Short exercise:
Copy every line that holds "Mapping".
## BEGIN Data to use
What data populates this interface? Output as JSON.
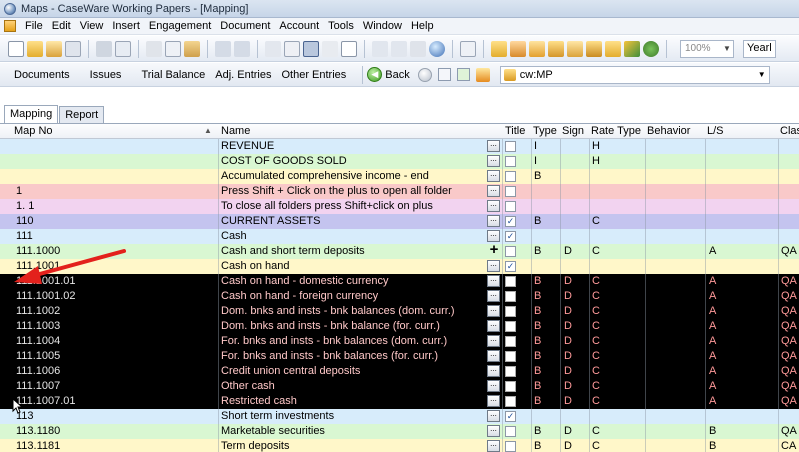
{
  "window": {
    "title": "Maps - CaseWare Working Papers - [Mapping]"
  },
  "menu": [
    "File",
    "Edit",
    "View",
    "Insert",
    "Engagement",
    "Document",
    "Account",
    "Tools",
    "Window",
    "Help"
  ],
  "toolbar": {
    "zoom": "100%",
    "period": "Yearl"
  },
  "nav": {
    "documents": "Documents",
    "issues": "Issues",
    "trial_balance": "Trial Balance",
    "adj_entries": "Adj. Entries",
    "other_entries": "Other Entries",
    "back": "Back",
    "address": "cw:MP"
  },
  "tabs": [
    "Mapping",
    "Report"
  ],
  "columns": {
    "map_no": "Map No",
    "name": "Name",
    "title": "Title",
    "type": "Type",
    "sign": "Sign",
    "rate_type": "Rate Type",
    "behavior": "Behavior",
    "ls": "L/S",
    "class": "Clas"
  },
  "colors": {
    "blue_row": "#d7ecfb",
    "green_row": "#d9f7d2",
    "yellow_row": "#fff7c9",
    "pink_row": "#f9c9c9",
    "lavender_row": "#f2d3f0",
    "purple_row": "#c4c4ef",
    "selected_row": "#000000",
    "arrow": "#e3211c"
  },
  "rows": [
    {
      "map_no": "",
      "name": "REVENUE",
      "title": false,
      "type": "I",
      "sign": "",
      "rate_type": "H",
      "ls": "",
      "cls": "",
      "bg": "#d7ecfb",
      "style": "normal"
    },
    {
      "map_no": "",
      "name": "COST OF GOODS SOLD",
      "title": false,
      "type": "I",
      "sign": "",
      "rate_type": "H",
      "ls": "",
      "cls": "",
      "bg": "#d9f7d2",
      "style": "normal"
    },
    {
      "map_no": "",
      "name": "Accumulated comprehensive income - end",
      "title": false,
      "type": "B",
      "sign": "",
      "rate_type": "",
      "ls": "",
      "cls": "",
      "bg": "#fff7c9",
      "style": "normal"
    },
    {
      "map_no": "1",
      "name": "Press Shift + Click on the plus to open all folder",
      "title": false,
      "type": "",
      "sign": "",
      "rate_type": "",
      "ls": "",
      "cls": "",
      "bg": "#f9c9c9",
      "style": "normal"
    },
    {
      "map_no": "1. 1",
      "name": "To close all folders press Shift+click on plus",
      "title": false,
      "type": "",
      "sign": "",
      "rate_type": "",
      "ls": "",
      "cls": "",
      "bg": "#f2d3f0",
      "style": "normal"
    },
    {
      "map_no": "110",
      "name": "CURRENT ASSETS",
      "title": true,
      "type": "B",
      "sign": "",
      "rate_type": "C",
      "ls": "",
      "cls": "",
      "bg": "#c4c4ef",
      "style": "normal"
    },
    {
      "map_no": "111",
      "name": "Cash",
      "title": true,
      "type": "",
      "sign": "",
      "rate_type": "",
      "ls": "",
      "cls": "",
      "bg": "#d7ecfb",
      "style": "normal"
    },
    {
      "map_no": "111.1000",
      "name": "Cash and short term deposits",
      "title": false,
      "type": "B",
      "sign": "D",
      "rate_type": "C",
      "ls": "A",
      "cls": "QA",
      "bg": "#d9f7d2",
      "style": "plus"
    },
    {
      "map_no": "111.1001",
      "name": "Cash on hand",
      "title": true,
      "type": "",
      "sign": "",
      "rate_type": "",
      "ls": "",
      "cls": "",
      "bg": "#fff7c9",
      "style": "normal"
    },
    {
      "map_no": "111.1001.01",
      "name": "Cash on hand - domestic currency",
      "title": false,
      "type": "B",
      "sign": "D",
      "rate_type": "C",
      "ls": "A",
      "cls": "QA",
      "bg": "#000000",
      "style": "dark"
    },
    {
      "map_no": "111.1001.02",
      "name": "Cash on hand - foreign currency",
      "title": false,
      "type": "B",
      "sign": "D",
      "rate_type": "C",
      "ls": "A",
      "cls": "QA",
      "bg": "#000000",
      "style": "dark"
    },
    {
      "map_no": "111.1002",
      "name": "Dom. bnks and insts - bnk balances (dom. curr.)",
      "title": false,
      "type": "B",
      "sign": "D",
      "rate_type": "C",
      "ls": "A",
      "cls": "QA",
      "bg": "#000000",
      "style": "dark"
    },
    {
      "map_no": "111.1003",
      "name": "Dom. bnks and insts - bnk balance (for. curr.)",
      "title": false,
      "type": "B",
      "sign": "D",
      "rate_type": "C",
      "ls": "A",
      "cls": "QA",
      "bg": "#000000",
      "style": "dark"
    },
    {
      "map_no": "111.1004",
      "name": "For. bnks and insts - bnk balances (dom. curr.)",
      "title": false,
      "type": "B",
      "sign": "D",
      "rate_type": "C",
      "ls": "A",
      "cls": "QA",
      "bg": "#000000",
      "style": "dark"
    },
    {
      "map_no": "111.1005",
      "name": "For. bnks and insts - bnk balances (for. curr.)",
      "title": false,
      "type": "B",
      "sign": "D",
      "rate_type": "C",
      "ls": "A",
      "cls": "QA",
      "bg": "#000000",
      "style": "dark"
    },
    {
      "map_no": "111.1006",
      "name": "Credit union central deposits",
      "title": false,
      "type": "B",
      "sign": "D",
      "rate_type": "C",
      "ls": "A",
      "cls": "QA",
      "bg": "#000000",
      "style": "dark"
    },
    {
      "map_no": "111.1007",
      "name": "Other cash",
      "title": false,
      "type": "B",
      "sign": "D",
      "rate_type": "C",
      "ls": "A",
      "cls": "QA",
      "bg": "#000000",
      "style": "dark"
    },
    {
      "map_no": "111.1007.01",
      "name": "Restricted cash",
      "title": false,
      "type": "B",
      "sign": "D",
      "rate_type": "C",
      "ls": "A",
      "cls": "QA",
      "bg": "#000000",
      "style": "dark"
    },
    {
      "map_no": "113",
      "name": "Short term investments",
      "title": true,
      "type": "",
      "sign": "",
      "rate_type": "",
      "ls": "",
      "cls": "",
      "bg": "#d7ecfb",
      "style": "normal"
    },
    {
      "map_no": "113.1180",
      "name": "Marketable securities",
      "title": false,
      "type": "B",
      "sign": "D",
      "rate_type": "C",
      "ls": "B",
      "cls": "QA",
      "bg": "#d9f7d2",
      "style": "normal"
    },
    {
      "map_no": "113.1181",
      "name": "Term deposits",
      "title": false,
      "type": "B",
      "sign": "D",
      "rate_type": "C",
      "ls": "B",
      "cls": "CA",
      "bg": "#fff7c9",
      "style": "normal"
    }
  ]
}
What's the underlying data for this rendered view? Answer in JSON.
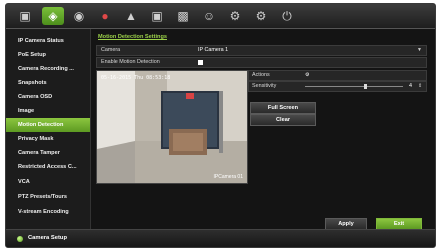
{
  "toolbar": {
    "icons": [
      "monitor-icon",
      "camera-config-icon",
      "network-icon",
      "record-icon",
      "alarm-icon",
      "storage-icon",
      "device-icon",
      "user-icon",
      "system-icon",
      "maintenance-icon",
      "shutdown-icon"
    ],
    "active_index": 1
  },
  "sidebar": {
    "items": [
      {
        "label": "IP Camera Status"
      },
      {
        "label": "PoE Setup"
      },
      {
        "label": "Camera Recording ..."
      },
      {
        "label": "Snapshots"
      },
      {
        "label": "Camera OSD"
      },
      {
        "label": "Image"
      },
      {
        "label": "Motion Detection"
      },
      {
        "label": "Privacy Mask"
      },
      {
        "label": "Camera Tamper"
      },
      {
        "label": "Restricted Access C..."
      },
      {
        "label": "VCA"
      },
      {
        "label": "PTZ Presets/Tours"
      },
      {
        "label": "V-stream Encoding"
      }
    ],
    "active_index": 6
  },
  "main": {
    "section_title": "Motion Detection Settings",
    "camera_label": "Camera",
    "camera_value": "IP Camera 1",
    "enable_label": "Enable Motion Detection",
    "enable_checked": true,
    "actions_label": "Actions",
    "sensitivity_label": "Sensitivity",
    "sensitivity_value": "4",
    "full_screen_label": "Full Screen",
    "clear_label": "Clear",
    "apply_label": "Apply",
    "exit_label": "Exit"
  },
  "preview": {
    "timestamp": "05-16-2015 Thu 08:53:18",
    "camera_name": "IPCamera 01"
  },
  "status": {
    "label": "Camera Setup"
  },
  "colors": {
    "accent_green": "#8cc63f",
    "background": "#141414",
    "record_red": "#e04848"
  }
}
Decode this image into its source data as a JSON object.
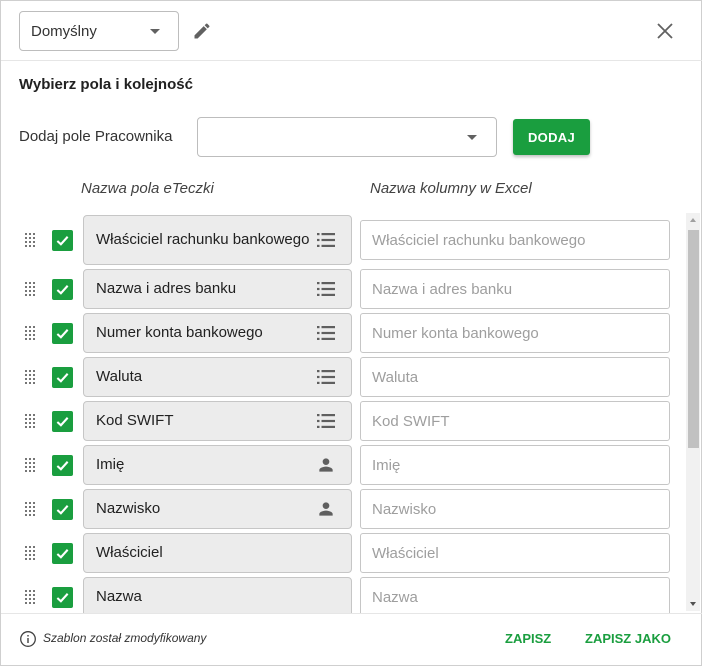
{
  "header": {
    "template_value": "Domyślny",
    "edit_icon": "pencil-icon",
    "close_icon": "close-icon"
  },
  "section_title": "Wybierz pola i kolejność",
  "add_field": {
    "label": "Dodaj pole Pracownika",
    "value": "",
    "button_label": "DODAJ"
  },
  "columns": {
    "field_header": "Nazwa pola eTeczki",
    "excel_header": "Nazwa kolumny w Excel"
  },
  "rows": [
    {
      "field": "Właściciel rachunku bankowego",
      "excel_placeholder": "Właściciel rachunku bankowego",
      "icon": "list-icon",
      "checked": true
    },
    {
      "field": "Nazwa i adres banku",
      "excel_placeholder": "Nazwa i adres banku",
      "icon": "list-icon",
      "checked": true
    },
    {
      "field": "Numer konta bankowego",
      "excel_placeholder": "Numer konta bankowego",
      "icon": "list-icon",
      "checked": true
    },
    {
      "field": "Waluta",
      "excel_placeholder": "Waluta",
      "icon": "list-icon",
      "checked": true
    },
    {
      "field": "Kod SWIFT",
      "excel_placeholder": "Kod SWIFT",
      "icon": "list-icon",
      "checked": true
    },
    {
      "field": "Imię",
      "excel_placeholder": "Imię",
      "icon": "person-icon",
      "checked": true
    },
    {
      "field": "Nazwisko",
      "excel_placeholder": "Nazwisko",
      "icon": "person-icon",
      "checked": true
    },
    {
      "field": "Właściciel",
      "excel_placeholder": "Właściciel",
      "icon": "",
      "checked": true
    },
    {
      "field": "Nazwa",
      "excel_placeholder": "Nazwa",
      "icon": "",
      "checked": true
    }
  ],
  "footer": {
    "status": "Szablon został zmodyfikowany",
    "save_label": "ZAPISZ",
    "save_as_label": "ZAPISZ JAKO"
  },
  "colors": {
    "accent": "#1a9e3f",
    "field_bg": "#ececec"
  }
}
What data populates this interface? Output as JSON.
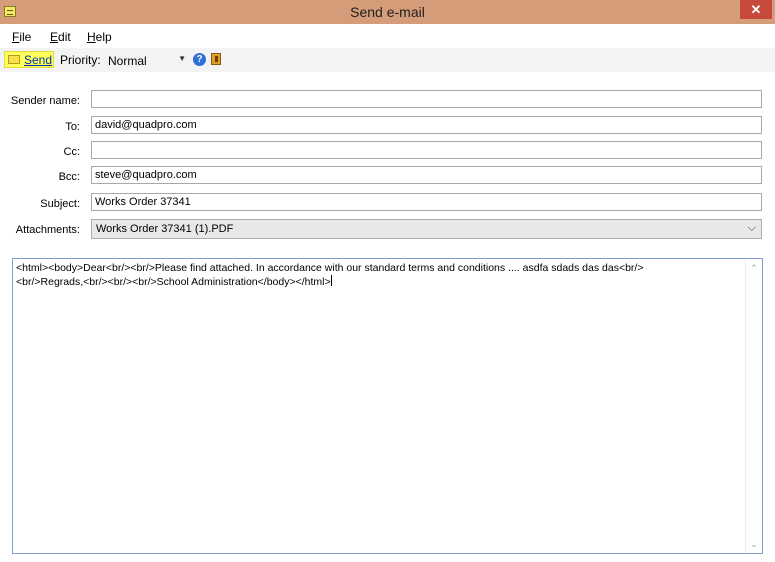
## END Data to use
Solution to this problem:
    "title": "Maps - CaseWare Working Papers - [Mapping]"
    "Mapping",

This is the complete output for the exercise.